### TASK STATEMENT
Search the listing for "Field" and copy every line where it appears.

### EXTRACTED INFORMATION
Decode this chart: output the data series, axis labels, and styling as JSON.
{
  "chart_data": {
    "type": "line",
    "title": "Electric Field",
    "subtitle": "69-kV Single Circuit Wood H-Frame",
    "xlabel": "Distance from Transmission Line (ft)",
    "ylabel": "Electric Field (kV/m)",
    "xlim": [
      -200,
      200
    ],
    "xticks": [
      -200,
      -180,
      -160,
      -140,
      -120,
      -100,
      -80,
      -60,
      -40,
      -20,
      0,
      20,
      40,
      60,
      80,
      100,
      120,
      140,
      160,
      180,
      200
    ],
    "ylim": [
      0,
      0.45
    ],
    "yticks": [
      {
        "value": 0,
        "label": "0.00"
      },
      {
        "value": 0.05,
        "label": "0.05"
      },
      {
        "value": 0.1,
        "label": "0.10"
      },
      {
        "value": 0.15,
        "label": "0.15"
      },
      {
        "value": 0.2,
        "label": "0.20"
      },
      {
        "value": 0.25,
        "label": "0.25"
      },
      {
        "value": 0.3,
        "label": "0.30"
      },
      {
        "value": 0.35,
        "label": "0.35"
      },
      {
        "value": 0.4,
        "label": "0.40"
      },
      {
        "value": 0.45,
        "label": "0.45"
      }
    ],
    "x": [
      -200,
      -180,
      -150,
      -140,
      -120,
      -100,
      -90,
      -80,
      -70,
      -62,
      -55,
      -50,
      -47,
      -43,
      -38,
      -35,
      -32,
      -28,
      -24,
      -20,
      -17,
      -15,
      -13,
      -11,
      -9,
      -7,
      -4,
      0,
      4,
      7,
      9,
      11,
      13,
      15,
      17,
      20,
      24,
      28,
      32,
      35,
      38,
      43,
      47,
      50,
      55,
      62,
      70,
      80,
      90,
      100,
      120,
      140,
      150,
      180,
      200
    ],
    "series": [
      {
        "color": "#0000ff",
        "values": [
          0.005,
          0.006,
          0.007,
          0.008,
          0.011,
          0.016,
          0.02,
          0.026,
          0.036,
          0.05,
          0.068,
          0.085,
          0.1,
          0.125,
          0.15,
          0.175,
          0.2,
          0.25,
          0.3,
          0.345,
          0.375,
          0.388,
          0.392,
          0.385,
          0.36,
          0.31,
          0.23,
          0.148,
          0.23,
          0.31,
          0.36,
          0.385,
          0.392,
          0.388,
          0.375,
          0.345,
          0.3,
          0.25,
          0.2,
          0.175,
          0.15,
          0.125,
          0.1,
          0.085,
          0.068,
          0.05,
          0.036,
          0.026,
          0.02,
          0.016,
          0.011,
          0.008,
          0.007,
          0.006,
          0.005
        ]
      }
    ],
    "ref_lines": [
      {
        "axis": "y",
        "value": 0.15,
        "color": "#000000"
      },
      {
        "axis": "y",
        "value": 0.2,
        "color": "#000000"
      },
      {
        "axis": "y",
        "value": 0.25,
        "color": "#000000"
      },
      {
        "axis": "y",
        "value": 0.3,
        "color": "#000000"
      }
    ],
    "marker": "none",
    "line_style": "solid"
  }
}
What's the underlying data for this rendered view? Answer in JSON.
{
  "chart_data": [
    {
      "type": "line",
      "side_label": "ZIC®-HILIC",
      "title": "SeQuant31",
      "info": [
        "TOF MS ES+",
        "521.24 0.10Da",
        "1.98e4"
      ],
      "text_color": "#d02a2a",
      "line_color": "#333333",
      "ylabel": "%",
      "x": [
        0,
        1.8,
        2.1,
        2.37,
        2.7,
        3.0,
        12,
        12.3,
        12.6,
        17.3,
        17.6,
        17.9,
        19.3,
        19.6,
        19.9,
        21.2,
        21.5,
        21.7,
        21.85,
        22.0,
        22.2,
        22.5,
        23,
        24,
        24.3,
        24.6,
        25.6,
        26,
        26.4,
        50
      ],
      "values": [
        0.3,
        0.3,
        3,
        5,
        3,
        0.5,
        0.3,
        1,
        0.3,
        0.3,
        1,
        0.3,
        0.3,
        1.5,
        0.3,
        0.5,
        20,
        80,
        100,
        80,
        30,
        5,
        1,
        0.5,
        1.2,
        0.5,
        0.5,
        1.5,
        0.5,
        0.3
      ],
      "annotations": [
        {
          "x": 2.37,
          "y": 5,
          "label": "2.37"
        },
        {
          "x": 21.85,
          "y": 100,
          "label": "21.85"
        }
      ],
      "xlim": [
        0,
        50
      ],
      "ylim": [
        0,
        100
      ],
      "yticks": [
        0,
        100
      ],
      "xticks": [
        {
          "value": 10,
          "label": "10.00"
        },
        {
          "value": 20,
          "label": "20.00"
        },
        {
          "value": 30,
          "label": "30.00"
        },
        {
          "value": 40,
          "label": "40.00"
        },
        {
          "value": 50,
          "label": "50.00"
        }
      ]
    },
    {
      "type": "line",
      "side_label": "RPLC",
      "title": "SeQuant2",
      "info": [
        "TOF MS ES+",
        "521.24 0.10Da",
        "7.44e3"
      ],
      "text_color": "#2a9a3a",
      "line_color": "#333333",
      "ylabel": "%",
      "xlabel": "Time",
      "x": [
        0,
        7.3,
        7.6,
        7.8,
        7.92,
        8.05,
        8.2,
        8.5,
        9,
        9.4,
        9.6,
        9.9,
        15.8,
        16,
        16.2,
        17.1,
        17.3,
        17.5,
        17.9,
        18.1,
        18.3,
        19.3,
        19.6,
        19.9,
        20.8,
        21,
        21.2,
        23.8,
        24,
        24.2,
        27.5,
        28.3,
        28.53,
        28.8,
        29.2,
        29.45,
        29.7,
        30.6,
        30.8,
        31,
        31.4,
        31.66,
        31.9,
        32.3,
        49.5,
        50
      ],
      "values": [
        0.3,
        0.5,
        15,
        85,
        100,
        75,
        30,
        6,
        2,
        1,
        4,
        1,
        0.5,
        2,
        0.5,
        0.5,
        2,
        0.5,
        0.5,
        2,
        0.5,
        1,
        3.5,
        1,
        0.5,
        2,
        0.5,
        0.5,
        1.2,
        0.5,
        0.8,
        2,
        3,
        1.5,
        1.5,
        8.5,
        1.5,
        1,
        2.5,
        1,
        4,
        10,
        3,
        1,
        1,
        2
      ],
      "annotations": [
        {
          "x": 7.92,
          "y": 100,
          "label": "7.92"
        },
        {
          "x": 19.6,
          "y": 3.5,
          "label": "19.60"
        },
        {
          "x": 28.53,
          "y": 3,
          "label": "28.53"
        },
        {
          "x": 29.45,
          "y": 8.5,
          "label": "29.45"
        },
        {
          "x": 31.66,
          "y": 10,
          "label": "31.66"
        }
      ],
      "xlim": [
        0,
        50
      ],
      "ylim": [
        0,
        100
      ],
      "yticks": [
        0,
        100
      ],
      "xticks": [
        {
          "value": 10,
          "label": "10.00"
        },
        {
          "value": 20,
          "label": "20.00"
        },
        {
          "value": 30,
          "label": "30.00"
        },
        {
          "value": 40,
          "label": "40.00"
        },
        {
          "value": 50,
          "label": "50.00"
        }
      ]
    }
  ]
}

### COMPLETE ANSWER
    "title": "Electric Field",
    "ylabel": "Electric Field (kV/m)",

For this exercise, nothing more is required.